--- START Source excerpt ---

The China Biographical Database Project is a freely accessible relational database with biographical information about approximately 370,000 people, primarily from the 7th through 19th centuries. In our efforts to populate it with biographical data, we are using MARKUS for tagging historical Chinese texts and identifying information about historical figures that we can put into our database. From 2015 onwards, we have tagged persons’ names and government office titles in epitaphs (muzhiming 墓志銘) from Tang China (618-907 AD) as well as the Compilation of Song Regulations 宋會要輯稿, which is a collection of official documents from the 10th to the 13th centuries.
In our work on Tang epitaphs, we employ regular expressions to batch tag persons’ names and office titles mentioned in such epitaphs. After doing that we adjust the regular expressions to reduce errors due to irregularities in the text to a workable amount, we load the tagged texts onto MARKUS. Our helpers then use it to check whether the persons’ names and office titles are tagged accurately. Each of our helpers is assigned a number of epitaphs. The batch uploading function on MARKUS enables us to load all the epitaphs that we need to process for the project. After these checks are done, they can also batch download the data instead of downloading them one by one. After finishing these checks, we use a tailored Python program to extract all the persons’ names in an epitaph and create temporary IDs for those persons. Then our helpers will use MARKUS to create connections between those names and temporary IDs. (See figure 1) With this we obtain the names and office titles for those historical figures, which we will include in CBDB.

--- END Source excerpt ---
--- START Entries shown ---

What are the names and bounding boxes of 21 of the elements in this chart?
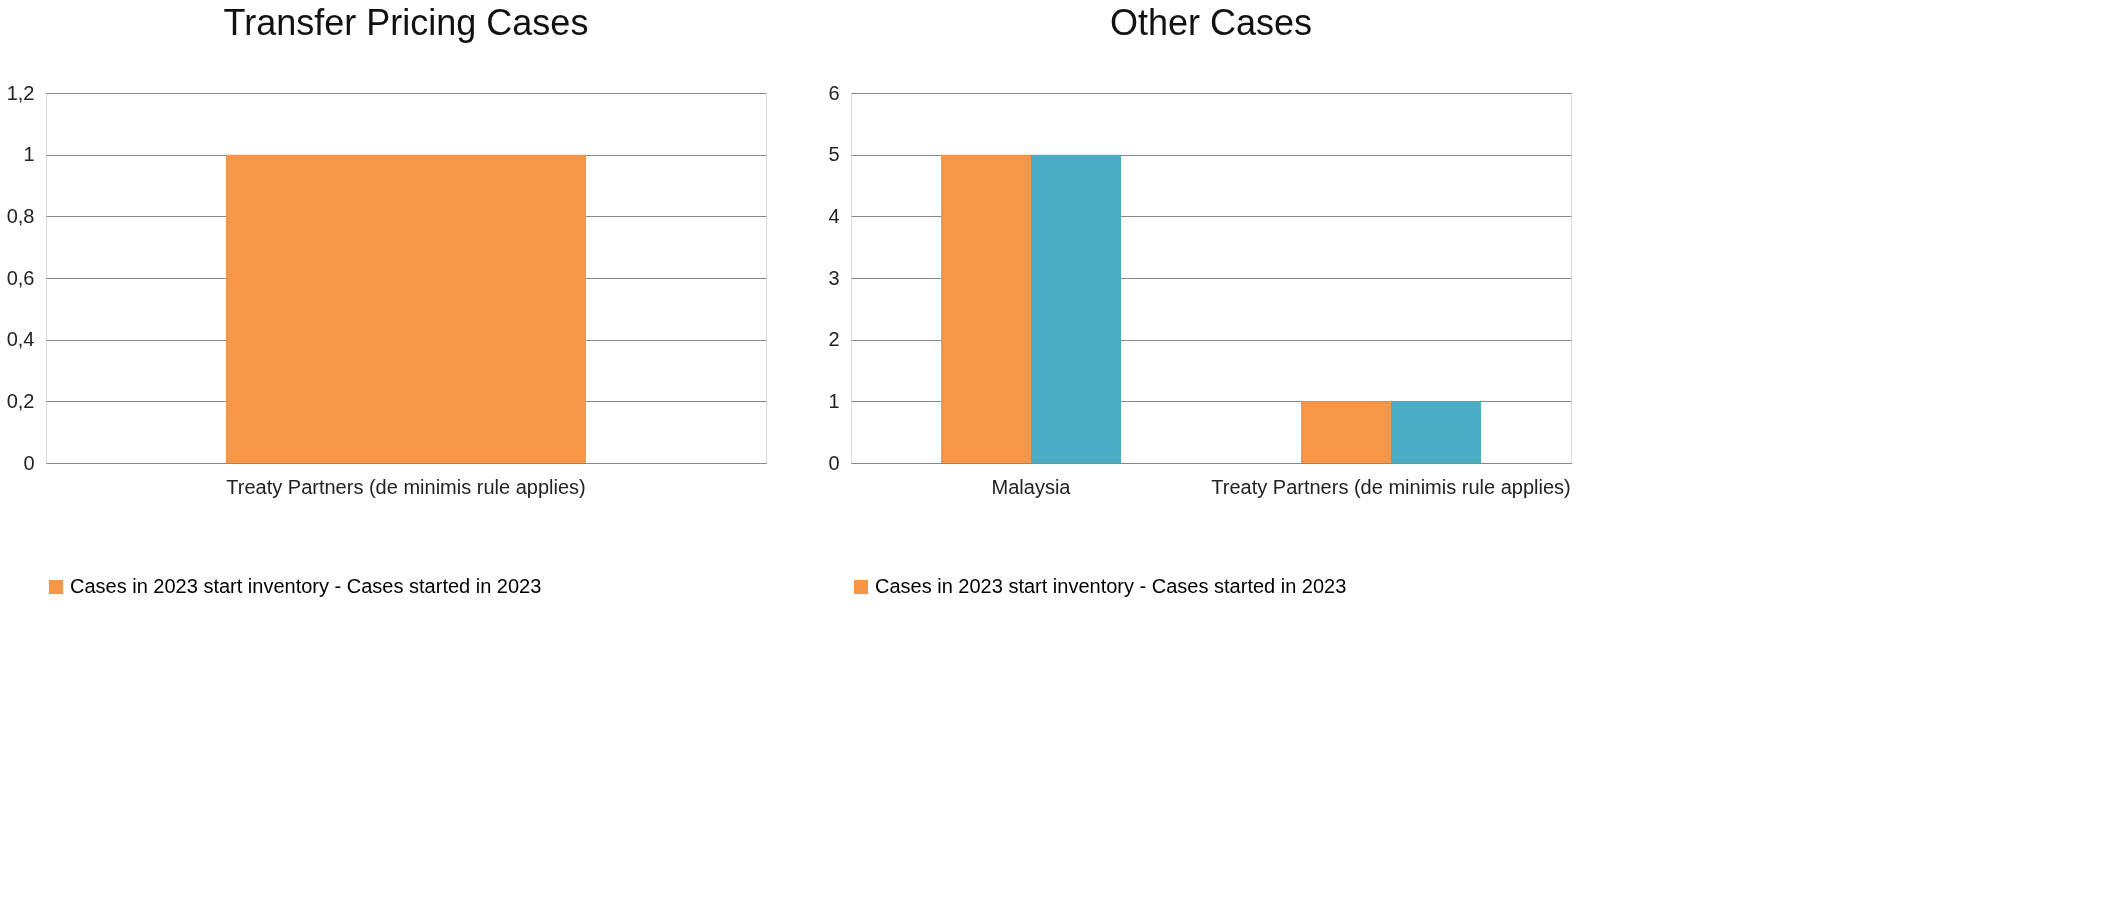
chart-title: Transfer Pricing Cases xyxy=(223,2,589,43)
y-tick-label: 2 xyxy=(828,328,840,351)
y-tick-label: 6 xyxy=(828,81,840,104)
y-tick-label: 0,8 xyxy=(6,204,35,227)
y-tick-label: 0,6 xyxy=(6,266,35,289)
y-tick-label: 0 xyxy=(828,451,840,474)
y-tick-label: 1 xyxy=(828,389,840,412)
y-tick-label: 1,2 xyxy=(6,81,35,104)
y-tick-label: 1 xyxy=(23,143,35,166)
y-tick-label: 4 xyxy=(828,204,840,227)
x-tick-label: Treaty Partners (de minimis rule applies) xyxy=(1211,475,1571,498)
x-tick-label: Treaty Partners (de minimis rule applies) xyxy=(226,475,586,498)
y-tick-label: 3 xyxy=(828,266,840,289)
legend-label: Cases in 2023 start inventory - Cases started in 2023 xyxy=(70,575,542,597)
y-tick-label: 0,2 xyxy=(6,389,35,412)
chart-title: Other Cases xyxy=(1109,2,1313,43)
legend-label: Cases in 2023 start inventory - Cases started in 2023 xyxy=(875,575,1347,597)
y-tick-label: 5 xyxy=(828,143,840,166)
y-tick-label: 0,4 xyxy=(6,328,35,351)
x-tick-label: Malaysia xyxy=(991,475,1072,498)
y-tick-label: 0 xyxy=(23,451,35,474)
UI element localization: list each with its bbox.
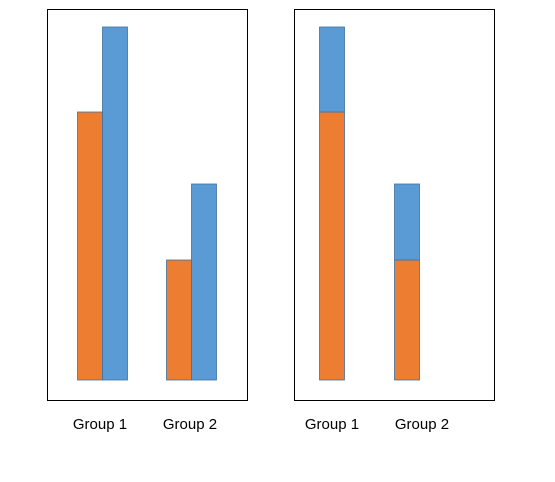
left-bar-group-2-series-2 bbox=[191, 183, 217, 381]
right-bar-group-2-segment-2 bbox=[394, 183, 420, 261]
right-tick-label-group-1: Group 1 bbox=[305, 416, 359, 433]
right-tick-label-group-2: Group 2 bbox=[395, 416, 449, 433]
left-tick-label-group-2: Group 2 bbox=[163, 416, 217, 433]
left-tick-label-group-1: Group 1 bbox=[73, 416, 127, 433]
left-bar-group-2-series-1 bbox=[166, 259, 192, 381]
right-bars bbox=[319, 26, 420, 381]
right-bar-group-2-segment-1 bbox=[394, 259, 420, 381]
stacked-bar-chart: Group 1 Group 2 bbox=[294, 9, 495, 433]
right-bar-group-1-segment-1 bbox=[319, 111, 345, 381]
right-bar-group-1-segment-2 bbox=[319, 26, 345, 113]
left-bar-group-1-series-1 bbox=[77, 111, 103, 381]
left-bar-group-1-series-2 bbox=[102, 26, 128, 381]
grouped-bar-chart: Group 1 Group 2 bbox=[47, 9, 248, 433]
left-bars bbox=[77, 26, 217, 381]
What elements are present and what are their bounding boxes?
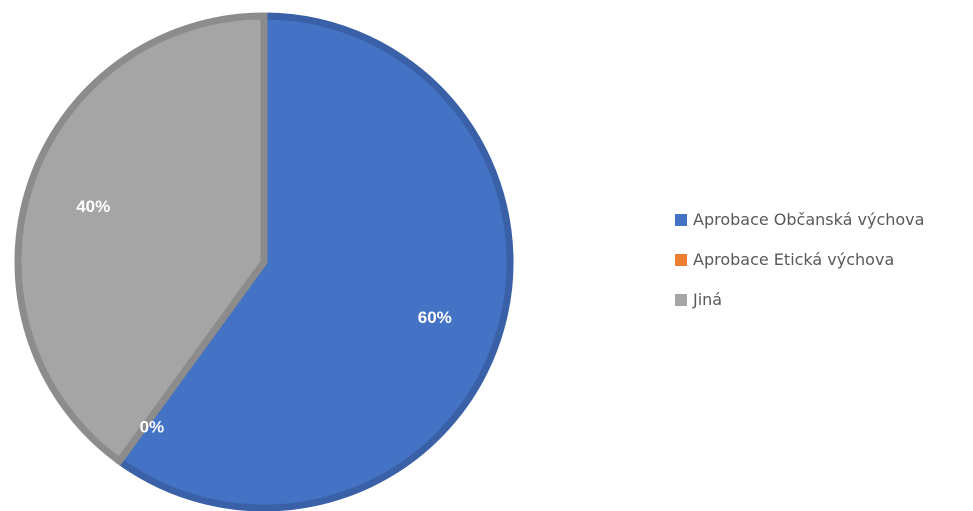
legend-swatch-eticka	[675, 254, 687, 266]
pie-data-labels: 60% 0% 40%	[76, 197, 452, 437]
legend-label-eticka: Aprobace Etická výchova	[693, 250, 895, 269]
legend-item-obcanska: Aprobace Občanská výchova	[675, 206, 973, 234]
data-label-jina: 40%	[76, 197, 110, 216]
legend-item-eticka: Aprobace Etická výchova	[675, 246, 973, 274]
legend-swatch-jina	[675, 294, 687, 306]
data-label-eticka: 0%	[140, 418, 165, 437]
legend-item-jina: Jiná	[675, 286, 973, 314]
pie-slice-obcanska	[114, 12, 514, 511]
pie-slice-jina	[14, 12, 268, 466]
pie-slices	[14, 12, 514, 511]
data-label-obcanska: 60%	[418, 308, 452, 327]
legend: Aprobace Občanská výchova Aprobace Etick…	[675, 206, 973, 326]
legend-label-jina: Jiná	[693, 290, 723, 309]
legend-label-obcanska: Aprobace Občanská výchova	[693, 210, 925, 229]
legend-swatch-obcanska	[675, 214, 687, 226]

--- END Entries shown ---

### Required work
• a. Copy the passage on the China Biographical Database word for word, starting at "The China Biographical" and ending at "the 13th centuries.".
• b. In the listing, starting at the line that contains "left-bar-group-2-series-2 bbox=[191, 183, 217, 381]" and ending at the last line of the listing, swap "legend-swatch" for "legend-marker" and give back only those lines, leaving out the pictures.

### Final results
• a.
The China Biographical Database Project is a freely accessible relational database with biographical information about approximately 370,000 people, primarily from the 7th through 19th centuries. In our efforts to populate it with biographical data, we are using MARKUS for tagging historical Chinese texts and identifying information about historical figures that we can put into our database. From 2015 onwards, we have tagged persons’ names and government office titles in epitaphs (muzhiming 墓志銘) from Tang China (618-907 AD) as well as the Compilation of Song Regulations 宋會要輯稿, which is a collection of official documents from the 10th to the 13th centuries.

• b.
left-bar-group-2-series-2 bbox=[191, 183, 217, 381]
right-bar-group-2-segment-2 bbox=[394, 183, 420, 261]
right-tick-label-group-1: Group 1 bbox=[305, 416, 359, 433]
right-tick-label-group-2: Group 2 bbox=[395, 416, 449, 433]
left-tick-label-group-2: Group 2 bbox=[163, 416, 217, 433]
left-tick-label-group-1: Group 1 bbox=[73, 416, 127, 433]
left-bar-group-2-series-1 bbox=[166, 259, 192, 381]
right-bars bbox=[319, 26, 420, 381]
right-bar-group-2-segment-1 bbox=[394, 259, 420, 381]
stacked-bar-chart: Group 1 Group 2 bbox=[294, 9, 495, 433]
right-bar-group-1-segment-1 bbox=[319, 111, 345, 381]
right-bar-group-1-segment-2 bbox=[319, 26, 345, 113]
left-bar-group-1-series-1 bbox=[77, 111, 103, 381]
left-bar-group-1-series-2 bbox=[102, 26, 128, 381]
grouped-bar-chart: Group 1 Group 2 bbox=[47, 9, 248, 433]
left-bars bbox=[77, 26, 217, 381]
What elements are present and what are their bounding boxes?
legend-marker-eticka	[675, 254, 687, 266]
pie-data-labels: 60% 0% 40%	[76, 197, 452, 437]
legend-label-eticka: Aprobace Etická výchova	[693, 250, 895, 269]
legend-item-obcanska: Aprobace Občanská výchova	[675, 206, 973, 234]
data-label-jina: 40%	[76, 197, 110, 216]
legend-item-eticka: Aprobace Etická výchova	[675, 246, 973, 274]
legend-marker-jina	[675, 294, 687, 306]
data-label-eticka: 0%	[140, 418, 165, 437]
legend-item-jina: Jiná	[675, 286, 973, 314]
pie-slice-obcanska	[114, 12, 514, 511]
pie-slice-jina	[14, 12, 268, 466]
pie-slices	[14, 12, 514, 511]
data-label-obcanska: 60%	[418, 308, 452, 327]
legend: Aprobace Občanská výchova Aprobace Etick…	[675, 206, 973, 326]
legend-label-jina: Jiná	[693, 290, 723, 309]
legend-label-obcanska: Aprobace Občanská výchova	[693, 210, 925, 229]
legend-marker-obcanska	[675, 214, 687, 226]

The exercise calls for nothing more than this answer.